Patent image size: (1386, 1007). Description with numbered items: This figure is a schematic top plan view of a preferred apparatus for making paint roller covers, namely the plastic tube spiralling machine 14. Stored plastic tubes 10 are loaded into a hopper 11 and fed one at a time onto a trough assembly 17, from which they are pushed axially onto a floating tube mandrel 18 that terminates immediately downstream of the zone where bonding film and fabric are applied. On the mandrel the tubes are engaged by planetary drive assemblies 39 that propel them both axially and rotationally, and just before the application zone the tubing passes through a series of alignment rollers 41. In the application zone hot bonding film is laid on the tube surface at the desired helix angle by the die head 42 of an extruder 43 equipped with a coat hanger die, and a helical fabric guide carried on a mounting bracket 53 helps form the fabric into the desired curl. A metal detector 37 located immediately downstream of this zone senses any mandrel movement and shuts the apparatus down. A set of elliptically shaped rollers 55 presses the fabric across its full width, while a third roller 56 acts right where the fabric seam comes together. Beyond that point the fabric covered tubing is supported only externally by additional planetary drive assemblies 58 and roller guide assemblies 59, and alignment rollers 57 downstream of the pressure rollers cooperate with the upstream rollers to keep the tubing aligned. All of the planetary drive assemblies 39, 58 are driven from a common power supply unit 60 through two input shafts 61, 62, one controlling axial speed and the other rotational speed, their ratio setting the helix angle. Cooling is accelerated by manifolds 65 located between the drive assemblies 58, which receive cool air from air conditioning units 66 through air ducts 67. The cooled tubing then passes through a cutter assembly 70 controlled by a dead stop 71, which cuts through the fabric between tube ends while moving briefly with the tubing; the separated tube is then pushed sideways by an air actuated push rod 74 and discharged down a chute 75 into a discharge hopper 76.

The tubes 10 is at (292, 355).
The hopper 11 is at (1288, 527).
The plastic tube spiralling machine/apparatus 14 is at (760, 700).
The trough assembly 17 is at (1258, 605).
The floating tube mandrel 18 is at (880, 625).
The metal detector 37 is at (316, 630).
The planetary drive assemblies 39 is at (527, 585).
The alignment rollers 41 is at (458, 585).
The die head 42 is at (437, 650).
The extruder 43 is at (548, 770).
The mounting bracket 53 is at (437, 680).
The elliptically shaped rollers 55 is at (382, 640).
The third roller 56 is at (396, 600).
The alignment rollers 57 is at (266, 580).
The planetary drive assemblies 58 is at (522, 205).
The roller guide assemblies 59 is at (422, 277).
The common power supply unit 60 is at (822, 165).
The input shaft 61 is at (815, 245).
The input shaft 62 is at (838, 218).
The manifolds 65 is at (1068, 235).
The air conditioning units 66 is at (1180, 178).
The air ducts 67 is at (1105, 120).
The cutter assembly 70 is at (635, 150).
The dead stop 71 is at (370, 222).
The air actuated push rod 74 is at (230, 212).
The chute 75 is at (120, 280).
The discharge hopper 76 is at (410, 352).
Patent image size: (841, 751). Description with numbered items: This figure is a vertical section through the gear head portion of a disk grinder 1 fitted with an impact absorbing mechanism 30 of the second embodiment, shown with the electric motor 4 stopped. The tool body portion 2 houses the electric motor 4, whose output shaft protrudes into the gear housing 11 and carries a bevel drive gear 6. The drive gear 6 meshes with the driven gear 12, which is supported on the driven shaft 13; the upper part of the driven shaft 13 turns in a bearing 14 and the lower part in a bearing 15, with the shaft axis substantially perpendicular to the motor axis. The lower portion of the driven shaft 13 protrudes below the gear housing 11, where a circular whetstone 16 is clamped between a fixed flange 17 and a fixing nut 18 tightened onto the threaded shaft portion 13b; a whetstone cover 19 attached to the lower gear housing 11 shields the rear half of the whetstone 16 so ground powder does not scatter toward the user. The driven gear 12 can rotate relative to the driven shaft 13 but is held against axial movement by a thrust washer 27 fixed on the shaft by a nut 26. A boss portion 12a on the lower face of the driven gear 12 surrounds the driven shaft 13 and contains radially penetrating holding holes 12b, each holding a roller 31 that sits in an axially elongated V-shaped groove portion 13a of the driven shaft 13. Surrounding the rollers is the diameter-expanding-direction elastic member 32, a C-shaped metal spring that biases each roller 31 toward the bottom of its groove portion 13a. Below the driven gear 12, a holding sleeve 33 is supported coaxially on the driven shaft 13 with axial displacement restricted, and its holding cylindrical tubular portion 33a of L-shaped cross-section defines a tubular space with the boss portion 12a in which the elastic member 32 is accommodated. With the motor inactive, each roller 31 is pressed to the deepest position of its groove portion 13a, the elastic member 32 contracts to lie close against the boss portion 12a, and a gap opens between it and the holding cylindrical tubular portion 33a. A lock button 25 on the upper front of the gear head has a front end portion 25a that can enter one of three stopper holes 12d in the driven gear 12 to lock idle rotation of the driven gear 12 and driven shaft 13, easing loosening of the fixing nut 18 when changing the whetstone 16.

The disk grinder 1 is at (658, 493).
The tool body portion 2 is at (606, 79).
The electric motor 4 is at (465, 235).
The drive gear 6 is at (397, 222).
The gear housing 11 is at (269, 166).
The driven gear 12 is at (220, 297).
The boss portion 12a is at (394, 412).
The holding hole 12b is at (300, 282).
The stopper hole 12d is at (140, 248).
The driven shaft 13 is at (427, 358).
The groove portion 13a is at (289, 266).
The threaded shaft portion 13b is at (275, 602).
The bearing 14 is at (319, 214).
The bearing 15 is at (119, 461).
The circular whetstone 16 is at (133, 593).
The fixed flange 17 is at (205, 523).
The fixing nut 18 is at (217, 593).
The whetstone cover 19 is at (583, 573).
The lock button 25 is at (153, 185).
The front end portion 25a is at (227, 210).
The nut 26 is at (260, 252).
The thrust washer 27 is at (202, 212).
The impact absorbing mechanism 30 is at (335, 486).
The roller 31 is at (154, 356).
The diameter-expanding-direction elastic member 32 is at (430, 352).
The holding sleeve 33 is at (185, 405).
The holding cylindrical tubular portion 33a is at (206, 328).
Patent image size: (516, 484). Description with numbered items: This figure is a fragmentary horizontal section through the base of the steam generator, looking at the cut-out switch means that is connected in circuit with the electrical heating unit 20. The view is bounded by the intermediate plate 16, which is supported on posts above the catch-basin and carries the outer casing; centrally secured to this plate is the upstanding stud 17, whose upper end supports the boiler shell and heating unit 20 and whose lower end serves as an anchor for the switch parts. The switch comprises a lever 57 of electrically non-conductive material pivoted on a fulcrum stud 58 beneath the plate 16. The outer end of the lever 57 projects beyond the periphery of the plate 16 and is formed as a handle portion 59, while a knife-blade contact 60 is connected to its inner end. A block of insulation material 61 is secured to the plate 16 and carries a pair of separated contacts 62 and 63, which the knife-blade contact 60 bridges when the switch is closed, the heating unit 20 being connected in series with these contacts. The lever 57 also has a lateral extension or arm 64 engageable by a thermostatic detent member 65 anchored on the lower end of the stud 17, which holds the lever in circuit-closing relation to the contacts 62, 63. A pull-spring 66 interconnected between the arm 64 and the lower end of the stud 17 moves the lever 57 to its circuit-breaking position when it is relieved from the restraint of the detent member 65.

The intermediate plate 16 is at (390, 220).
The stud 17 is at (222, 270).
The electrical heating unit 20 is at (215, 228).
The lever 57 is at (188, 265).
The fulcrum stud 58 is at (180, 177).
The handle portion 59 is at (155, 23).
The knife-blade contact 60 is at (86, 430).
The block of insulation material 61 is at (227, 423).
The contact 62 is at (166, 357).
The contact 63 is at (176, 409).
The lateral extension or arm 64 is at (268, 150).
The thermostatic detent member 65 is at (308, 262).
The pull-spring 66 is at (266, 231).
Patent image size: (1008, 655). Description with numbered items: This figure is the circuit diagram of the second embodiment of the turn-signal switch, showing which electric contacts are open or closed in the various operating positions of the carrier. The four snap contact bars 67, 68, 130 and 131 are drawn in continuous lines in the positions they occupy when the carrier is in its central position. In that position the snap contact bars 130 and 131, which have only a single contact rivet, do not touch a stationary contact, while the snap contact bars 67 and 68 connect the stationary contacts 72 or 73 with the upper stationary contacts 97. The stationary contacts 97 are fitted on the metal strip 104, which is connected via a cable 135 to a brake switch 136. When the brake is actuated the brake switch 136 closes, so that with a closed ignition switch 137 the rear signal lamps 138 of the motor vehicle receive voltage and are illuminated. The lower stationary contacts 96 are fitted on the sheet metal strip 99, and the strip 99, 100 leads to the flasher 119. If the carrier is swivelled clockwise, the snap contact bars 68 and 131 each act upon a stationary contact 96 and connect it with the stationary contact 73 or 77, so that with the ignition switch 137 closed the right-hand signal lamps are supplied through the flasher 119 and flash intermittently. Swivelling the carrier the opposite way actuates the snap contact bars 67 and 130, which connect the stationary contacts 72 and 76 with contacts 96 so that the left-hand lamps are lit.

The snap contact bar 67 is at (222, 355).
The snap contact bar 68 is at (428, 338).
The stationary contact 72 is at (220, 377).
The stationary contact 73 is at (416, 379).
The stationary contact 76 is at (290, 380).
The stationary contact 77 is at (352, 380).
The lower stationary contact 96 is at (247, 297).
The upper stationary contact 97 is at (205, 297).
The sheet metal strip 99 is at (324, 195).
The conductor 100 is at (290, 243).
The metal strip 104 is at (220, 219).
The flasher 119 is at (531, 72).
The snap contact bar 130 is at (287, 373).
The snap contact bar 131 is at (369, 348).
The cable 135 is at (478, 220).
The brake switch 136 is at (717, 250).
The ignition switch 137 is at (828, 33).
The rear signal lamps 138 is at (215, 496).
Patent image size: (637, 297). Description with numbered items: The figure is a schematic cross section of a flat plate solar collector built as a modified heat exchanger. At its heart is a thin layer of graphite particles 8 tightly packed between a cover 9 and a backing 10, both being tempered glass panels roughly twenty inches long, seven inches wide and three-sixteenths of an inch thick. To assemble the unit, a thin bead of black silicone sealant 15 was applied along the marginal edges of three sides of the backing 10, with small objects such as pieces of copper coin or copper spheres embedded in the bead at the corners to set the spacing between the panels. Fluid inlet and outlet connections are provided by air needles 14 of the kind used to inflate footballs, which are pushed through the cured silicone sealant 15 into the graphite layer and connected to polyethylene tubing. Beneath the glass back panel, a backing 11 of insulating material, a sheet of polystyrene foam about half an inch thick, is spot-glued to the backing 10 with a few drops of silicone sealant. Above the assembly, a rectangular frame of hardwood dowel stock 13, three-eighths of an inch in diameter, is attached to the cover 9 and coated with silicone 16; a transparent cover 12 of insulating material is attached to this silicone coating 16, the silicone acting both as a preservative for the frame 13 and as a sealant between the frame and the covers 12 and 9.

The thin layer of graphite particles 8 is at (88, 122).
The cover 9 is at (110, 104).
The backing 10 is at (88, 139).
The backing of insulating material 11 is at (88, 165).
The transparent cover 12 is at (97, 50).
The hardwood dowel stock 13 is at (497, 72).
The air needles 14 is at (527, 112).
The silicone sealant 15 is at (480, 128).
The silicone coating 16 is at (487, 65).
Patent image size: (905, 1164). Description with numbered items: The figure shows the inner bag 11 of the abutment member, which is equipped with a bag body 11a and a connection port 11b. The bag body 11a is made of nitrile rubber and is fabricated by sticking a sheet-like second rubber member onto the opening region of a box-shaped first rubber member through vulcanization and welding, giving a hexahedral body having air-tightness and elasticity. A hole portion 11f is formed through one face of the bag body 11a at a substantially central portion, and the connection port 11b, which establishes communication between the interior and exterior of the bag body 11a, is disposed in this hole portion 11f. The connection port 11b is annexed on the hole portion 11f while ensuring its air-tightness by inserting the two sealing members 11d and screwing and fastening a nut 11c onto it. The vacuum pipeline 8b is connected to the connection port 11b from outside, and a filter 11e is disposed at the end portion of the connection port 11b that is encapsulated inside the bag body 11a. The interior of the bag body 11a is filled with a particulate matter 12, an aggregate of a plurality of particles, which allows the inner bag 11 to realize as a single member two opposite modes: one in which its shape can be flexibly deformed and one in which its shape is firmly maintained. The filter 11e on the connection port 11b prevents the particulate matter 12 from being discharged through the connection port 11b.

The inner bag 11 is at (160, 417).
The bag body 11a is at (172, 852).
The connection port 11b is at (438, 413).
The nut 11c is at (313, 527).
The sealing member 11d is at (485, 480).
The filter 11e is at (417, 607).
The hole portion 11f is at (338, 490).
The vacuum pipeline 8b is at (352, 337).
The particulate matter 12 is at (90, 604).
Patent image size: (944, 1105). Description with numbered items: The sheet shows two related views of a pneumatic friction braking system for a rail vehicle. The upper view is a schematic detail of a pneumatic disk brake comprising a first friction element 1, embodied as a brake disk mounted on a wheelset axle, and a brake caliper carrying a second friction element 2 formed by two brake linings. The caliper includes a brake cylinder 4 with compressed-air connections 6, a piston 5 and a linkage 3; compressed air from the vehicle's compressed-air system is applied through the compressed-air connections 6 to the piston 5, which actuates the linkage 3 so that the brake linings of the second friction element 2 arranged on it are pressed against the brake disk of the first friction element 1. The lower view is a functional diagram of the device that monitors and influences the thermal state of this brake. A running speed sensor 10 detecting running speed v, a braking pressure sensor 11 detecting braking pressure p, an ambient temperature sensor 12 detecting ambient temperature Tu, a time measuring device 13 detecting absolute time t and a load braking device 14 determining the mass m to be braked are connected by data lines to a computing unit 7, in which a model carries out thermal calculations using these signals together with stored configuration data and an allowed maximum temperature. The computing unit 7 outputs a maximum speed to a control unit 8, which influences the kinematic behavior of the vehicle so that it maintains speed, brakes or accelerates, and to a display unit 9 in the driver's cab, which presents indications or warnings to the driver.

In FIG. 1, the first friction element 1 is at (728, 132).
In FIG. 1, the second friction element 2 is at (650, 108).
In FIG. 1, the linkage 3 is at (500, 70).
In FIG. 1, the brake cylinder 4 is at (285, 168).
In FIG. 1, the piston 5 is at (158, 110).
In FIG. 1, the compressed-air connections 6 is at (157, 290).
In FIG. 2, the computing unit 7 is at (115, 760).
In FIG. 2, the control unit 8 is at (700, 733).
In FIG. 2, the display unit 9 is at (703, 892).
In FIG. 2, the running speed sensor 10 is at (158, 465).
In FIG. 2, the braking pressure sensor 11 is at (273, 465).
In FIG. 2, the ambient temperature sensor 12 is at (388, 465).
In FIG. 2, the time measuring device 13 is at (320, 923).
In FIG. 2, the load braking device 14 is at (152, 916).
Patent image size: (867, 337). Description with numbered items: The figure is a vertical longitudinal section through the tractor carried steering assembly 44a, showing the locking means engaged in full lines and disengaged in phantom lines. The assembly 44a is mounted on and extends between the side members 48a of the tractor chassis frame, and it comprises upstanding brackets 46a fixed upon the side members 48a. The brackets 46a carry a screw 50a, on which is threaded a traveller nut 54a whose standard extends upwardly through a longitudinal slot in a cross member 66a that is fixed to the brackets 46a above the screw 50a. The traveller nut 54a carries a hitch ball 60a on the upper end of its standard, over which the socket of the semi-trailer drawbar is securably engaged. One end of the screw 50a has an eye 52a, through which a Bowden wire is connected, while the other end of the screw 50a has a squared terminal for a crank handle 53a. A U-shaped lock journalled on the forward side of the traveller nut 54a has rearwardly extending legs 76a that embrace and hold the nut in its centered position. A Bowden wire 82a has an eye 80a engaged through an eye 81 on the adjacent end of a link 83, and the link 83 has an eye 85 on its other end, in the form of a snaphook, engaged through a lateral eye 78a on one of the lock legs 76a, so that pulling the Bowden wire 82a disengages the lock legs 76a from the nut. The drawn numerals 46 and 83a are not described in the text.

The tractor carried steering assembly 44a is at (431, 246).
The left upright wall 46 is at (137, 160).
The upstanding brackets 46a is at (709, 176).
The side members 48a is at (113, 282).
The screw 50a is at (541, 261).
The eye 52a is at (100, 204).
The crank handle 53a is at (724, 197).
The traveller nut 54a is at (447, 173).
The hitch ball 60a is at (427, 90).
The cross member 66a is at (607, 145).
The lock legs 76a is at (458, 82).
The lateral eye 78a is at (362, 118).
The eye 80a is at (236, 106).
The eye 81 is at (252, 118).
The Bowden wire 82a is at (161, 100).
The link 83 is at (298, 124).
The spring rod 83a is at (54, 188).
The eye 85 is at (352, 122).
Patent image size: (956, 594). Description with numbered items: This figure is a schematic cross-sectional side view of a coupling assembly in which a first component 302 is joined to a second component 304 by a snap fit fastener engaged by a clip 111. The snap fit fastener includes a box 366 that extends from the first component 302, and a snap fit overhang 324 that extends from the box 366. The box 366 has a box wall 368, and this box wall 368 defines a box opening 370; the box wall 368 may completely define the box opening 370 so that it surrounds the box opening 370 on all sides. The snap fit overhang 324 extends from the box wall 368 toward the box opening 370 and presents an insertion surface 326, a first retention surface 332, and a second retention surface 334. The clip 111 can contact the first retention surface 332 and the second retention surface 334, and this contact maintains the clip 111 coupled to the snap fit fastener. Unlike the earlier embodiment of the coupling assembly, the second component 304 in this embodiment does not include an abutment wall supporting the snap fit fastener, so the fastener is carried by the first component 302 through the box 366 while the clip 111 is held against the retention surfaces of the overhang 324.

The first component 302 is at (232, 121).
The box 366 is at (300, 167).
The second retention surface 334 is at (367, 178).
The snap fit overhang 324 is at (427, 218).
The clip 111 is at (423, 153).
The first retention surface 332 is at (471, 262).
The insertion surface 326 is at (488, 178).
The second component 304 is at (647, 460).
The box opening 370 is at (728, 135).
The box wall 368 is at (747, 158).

_ _ _ _ _

Starting with the first line of the records, copy each line word for word up to and including the line with "The plastic tube spiralling machine/apparatus".

Solution to the problem:
Patent image size: (1386, 1007). Description with numbered items: This figure is a schematic top plan view of a preferred apparatus for making paint roller covers, namely the plastic tube spiralling machine 14. Stored plastic tubes 10 are loaded into a hopper 11 and fed one at a time onto a trough assembly 17, from which they are pushed axially onto a floating tube mandrel 18 that terminates immediately downstream of the zone where bonding film and fabric are applied. On the mandrel the tubes are engaged by planetary drive assemblies 39 that propel them both axially and rotationally, and just before the application zone the tubing passes through a series of alignment rollers 41. In the application zone hot bonding film is laid on the tube surface at the desired helix angle by the die head 42 of an extruder 43 equipped with a coat hanger die, and a helical fabric guide carried on a mounting bracket 53 helps form the fabric into the desired curl. A metal detector 37 located immediately downstream of this zone senses any mandrel movement and shuts the apparatus down. A set of elliptically shaped rollers 55 presses the fabric across its full width, while a third roller 56 acts right where the fabric seam comes together. Beyond that point the fabric covered tubing is supported only externally by additional planetary drive assemblies 58 and roller guide assemblies 59, and alignment rollers 57 downstream of the pressure rollers cooperate with the upstream rollers to keep the tubing aligned. All of the planetary drive assemblies 39, 58 are driven from a common power supply unit 60 through two input shafts 61, 62, one controlling axial speed and the other rotational speed, their ratio setting the helix angle. Cooling is accelerated by manifolds 65 located between the drive assemblies 58, which receive cool air from air conditioning units 66 through air ducts 67. The cooled tubing then passes through a cutter assembly 70 controlled by a dead stop 71, which cuts through the fabric between tube ends while moving briefly with the tubing; the separated tube is then pushed sideways by an air actuated push rod 74 and discharged down a chute 75 into a discharge hopper 76.

The tubes 10 is at (292, 355).
The hopper 11 is at (1288, 527).
The plastic tube spiralling machine/apparatus 14 is at (760, 700).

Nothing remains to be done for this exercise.